• **EXERCISE OBJECTIVE**
Read through the data and report every line in which the word "ylabel" occurs.

• **DATASET RECORDS**

---------------

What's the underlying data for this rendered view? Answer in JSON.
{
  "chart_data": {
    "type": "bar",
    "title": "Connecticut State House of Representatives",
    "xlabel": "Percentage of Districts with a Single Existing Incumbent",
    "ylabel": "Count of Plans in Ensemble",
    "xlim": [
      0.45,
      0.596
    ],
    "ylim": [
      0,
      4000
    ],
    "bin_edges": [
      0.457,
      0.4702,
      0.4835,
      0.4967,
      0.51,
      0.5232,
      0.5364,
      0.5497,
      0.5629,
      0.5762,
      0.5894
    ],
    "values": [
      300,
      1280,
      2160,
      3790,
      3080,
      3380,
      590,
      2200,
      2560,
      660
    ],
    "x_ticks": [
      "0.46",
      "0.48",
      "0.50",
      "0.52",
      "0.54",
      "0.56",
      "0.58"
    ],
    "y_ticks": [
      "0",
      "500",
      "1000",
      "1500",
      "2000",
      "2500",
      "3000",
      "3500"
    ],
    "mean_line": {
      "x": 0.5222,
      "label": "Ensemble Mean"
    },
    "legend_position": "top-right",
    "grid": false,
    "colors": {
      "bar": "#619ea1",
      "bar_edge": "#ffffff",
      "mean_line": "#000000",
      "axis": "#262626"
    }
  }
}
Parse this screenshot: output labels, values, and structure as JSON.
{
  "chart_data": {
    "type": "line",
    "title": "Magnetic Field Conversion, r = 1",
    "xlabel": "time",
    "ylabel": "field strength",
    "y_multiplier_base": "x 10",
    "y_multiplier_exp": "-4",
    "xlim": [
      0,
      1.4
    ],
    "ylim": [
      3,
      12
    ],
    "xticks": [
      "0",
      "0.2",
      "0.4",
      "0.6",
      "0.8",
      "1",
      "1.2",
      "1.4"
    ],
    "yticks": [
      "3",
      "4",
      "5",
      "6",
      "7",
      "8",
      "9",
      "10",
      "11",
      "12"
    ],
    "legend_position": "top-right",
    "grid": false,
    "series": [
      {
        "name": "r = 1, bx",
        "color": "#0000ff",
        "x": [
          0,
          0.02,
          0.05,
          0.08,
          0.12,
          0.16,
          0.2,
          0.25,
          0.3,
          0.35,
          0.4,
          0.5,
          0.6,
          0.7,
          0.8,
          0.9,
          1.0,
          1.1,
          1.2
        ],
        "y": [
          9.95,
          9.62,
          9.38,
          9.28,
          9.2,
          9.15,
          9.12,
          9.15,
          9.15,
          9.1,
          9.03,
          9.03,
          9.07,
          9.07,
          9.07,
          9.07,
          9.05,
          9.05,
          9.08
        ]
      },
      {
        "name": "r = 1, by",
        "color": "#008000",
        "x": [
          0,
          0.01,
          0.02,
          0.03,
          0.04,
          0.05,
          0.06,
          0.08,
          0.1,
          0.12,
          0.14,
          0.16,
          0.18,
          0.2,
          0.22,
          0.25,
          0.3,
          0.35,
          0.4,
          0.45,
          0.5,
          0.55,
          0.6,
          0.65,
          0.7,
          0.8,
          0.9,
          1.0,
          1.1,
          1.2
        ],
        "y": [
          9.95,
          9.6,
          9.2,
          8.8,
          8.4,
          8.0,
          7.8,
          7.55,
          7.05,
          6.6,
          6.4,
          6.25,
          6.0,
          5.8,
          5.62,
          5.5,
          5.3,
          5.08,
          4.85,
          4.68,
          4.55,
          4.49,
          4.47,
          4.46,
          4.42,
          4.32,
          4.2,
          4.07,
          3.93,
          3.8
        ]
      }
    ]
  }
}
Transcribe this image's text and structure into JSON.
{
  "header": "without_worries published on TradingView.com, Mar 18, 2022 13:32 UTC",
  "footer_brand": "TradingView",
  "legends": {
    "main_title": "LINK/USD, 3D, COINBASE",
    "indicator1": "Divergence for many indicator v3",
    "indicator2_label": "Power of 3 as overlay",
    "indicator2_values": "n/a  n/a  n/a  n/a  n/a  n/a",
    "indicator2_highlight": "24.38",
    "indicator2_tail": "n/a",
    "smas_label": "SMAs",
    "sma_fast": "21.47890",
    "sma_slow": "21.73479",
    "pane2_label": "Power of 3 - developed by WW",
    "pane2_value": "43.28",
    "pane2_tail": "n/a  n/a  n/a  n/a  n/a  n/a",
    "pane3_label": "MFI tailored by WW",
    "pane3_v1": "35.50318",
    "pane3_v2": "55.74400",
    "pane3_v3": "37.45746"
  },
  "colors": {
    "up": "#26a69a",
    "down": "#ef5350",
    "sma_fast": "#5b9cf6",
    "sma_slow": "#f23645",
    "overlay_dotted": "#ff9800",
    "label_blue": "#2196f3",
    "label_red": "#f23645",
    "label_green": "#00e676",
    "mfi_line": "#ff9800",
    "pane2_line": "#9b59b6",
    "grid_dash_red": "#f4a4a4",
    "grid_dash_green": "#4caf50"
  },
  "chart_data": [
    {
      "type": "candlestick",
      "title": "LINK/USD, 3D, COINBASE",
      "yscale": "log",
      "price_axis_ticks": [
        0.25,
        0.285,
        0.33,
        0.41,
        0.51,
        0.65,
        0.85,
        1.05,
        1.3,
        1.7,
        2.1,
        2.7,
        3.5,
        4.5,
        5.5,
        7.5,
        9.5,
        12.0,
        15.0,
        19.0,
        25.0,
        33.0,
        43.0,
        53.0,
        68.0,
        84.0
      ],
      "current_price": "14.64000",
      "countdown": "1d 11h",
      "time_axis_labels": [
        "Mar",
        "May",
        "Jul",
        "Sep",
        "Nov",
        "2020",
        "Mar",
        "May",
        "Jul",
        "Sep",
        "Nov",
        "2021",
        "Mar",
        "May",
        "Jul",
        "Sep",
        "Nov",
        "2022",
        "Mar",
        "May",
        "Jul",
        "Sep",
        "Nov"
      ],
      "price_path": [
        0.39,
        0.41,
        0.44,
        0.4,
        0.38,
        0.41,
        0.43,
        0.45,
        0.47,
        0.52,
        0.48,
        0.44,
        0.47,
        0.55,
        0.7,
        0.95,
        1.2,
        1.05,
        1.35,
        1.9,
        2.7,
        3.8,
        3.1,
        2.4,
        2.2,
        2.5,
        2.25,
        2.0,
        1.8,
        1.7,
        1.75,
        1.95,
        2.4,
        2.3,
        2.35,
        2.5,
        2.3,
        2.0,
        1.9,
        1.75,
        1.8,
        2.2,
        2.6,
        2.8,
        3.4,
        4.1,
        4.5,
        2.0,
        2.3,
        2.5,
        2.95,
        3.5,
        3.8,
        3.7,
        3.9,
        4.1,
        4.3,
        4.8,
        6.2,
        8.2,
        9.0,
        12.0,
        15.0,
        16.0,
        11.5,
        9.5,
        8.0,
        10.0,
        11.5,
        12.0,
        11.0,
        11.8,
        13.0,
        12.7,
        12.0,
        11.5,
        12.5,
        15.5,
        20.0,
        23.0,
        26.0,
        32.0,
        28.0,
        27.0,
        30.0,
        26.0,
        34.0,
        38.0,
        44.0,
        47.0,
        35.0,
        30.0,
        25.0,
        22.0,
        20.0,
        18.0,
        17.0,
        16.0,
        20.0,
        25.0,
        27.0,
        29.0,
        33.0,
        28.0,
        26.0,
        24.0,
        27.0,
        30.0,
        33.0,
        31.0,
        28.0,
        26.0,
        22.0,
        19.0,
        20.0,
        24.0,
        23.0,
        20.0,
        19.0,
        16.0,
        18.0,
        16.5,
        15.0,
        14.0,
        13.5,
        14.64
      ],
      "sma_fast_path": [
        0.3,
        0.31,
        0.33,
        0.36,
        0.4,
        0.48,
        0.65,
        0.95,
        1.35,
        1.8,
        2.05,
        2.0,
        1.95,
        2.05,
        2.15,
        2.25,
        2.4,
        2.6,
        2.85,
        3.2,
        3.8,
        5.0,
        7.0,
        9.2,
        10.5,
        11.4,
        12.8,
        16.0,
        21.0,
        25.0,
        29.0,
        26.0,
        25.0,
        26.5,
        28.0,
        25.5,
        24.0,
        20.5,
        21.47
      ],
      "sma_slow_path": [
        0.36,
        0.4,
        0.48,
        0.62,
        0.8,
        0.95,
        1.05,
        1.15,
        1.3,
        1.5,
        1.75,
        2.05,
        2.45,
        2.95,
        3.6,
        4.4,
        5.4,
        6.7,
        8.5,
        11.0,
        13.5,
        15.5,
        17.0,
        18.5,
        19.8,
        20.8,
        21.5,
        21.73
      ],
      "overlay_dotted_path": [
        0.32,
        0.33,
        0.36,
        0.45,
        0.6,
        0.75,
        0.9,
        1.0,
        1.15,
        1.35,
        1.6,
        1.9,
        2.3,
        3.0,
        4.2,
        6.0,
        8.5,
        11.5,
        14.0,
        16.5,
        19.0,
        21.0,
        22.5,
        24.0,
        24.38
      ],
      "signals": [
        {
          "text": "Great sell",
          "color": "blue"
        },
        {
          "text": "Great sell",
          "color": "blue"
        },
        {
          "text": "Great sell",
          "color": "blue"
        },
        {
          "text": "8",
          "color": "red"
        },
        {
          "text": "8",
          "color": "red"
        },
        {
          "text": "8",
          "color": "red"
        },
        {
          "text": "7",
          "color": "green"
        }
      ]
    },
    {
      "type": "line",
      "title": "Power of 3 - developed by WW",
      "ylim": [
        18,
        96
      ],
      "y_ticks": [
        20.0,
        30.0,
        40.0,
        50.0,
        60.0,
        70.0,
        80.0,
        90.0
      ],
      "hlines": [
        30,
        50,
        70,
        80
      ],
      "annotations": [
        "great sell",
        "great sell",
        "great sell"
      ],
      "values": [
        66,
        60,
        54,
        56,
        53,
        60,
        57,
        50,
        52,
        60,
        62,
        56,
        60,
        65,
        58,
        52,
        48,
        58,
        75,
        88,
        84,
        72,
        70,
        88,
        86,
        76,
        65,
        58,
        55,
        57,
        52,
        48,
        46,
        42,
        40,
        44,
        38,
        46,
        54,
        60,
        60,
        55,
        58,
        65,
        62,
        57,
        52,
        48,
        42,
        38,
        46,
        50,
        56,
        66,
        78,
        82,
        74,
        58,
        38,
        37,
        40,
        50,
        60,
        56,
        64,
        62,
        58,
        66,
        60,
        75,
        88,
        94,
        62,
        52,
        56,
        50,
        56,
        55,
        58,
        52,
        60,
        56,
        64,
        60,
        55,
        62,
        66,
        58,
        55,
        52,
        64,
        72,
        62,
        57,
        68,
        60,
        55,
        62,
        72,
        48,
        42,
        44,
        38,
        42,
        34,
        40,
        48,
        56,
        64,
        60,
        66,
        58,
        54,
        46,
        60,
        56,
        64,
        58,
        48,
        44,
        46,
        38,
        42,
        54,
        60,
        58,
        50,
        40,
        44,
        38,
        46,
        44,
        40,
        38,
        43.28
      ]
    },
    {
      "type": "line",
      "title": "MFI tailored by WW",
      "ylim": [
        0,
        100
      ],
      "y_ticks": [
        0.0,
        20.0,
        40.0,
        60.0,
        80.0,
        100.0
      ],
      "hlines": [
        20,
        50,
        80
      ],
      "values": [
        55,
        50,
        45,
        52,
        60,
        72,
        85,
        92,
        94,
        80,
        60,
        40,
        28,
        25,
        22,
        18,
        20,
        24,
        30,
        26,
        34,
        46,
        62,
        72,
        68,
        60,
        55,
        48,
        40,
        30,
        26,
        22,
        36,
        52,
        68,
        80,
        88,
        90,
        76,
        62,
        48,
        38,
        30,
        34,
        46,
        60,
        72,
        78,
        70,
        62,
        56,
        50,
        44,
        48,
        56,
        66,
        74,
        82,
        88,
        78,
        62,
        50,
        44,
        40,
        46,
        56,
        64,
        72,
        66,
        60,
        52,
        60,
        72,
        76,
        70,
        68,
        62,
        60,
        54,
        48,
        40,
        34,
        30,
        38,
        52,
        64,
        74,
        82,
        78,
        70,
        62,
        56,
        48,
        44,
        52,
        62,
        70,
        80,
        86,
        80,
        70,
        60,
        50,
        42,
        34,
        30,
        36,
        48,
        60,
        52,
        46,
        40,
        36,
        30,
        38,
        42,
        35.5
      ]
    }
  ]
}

---------------

• **EXERCISE RESPONSE**
    "ylabel": "Count of Plans in Ensemble",
    "ylabel": "field strength",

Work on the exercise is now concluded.